Direction »
Transcribe the listing verbatim. Do not carry over any pictures.

Record extracts »
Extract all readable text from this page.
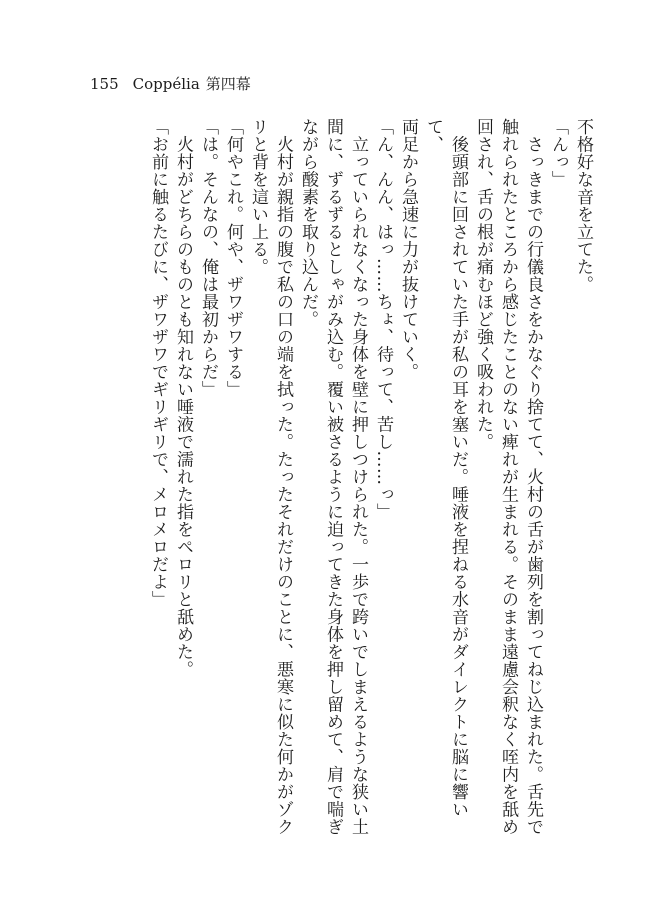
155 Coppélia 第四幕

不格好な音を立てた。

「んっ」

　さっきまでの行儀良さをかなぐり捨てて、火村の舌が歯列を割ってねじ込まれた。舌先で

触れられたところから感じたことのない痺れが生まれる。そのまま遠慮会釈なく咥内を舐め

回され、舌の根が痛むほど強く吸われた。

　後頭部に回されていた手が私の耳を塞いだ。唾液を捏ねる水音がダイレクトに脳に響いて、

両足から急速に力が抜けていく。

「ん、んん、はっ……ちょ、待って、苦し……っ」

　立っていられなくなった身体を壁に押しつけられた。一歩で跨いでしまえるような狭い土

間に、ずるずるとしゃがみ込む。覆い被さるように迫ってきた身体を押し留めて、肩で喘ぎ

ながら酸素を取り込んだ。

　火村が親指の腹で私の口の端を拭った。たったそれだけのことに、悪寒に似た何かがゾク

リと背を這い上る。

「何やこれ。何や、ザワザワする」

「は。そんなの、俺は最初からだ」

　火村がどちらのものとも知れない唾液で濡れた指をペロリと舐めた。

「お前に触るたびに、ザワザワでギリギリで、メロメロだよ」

The reply »
Extract all readable text from this page.
155 Coppélia 第四幕

不格好な音を立てた。

「んっ」

　さっきまでの行儀良さをかなぐり捨てて、火村の舌が歯列を割ってねじ込まれた。舌先で

触れられたところから感じたことのない痺れが生まれる。そのまま遠慮会釈なく咥内を舐め

回され、舌の根が痛むほど強く吸われた。

　後頭部に回されていた手が私の耳を塞いだ。唾液を捏ねる水音がダイレクトに脳に響いて、

両足から急速に力が抜けていく。

「ん、んん、はっ……ちょ、待って、苦し……っ」

　立っていられなくなった身体を壁に押しつけられた。一歩で跨いでしまえるような狭い土

間に、ずるずるとしゃがみ込む。覆い被さるように迫ってきた身体を押し留めて、肩で喘ぎ

ながら酸素を取り込んだ。

　火村が親指の腹で私の口の端を拭った。たったそれだけのことに、悪寒に似た何かがゾク

リと背を這い上る。

「何やこれ。何や、ザワザワする」

「は。そんなの、俺は最初からだ」

　火村がどちらのものとも知れない唾液で濡れた指をペロリと舐めた。

「お前に触るたびに、ザワザワでギリギリで、メロメロだよ」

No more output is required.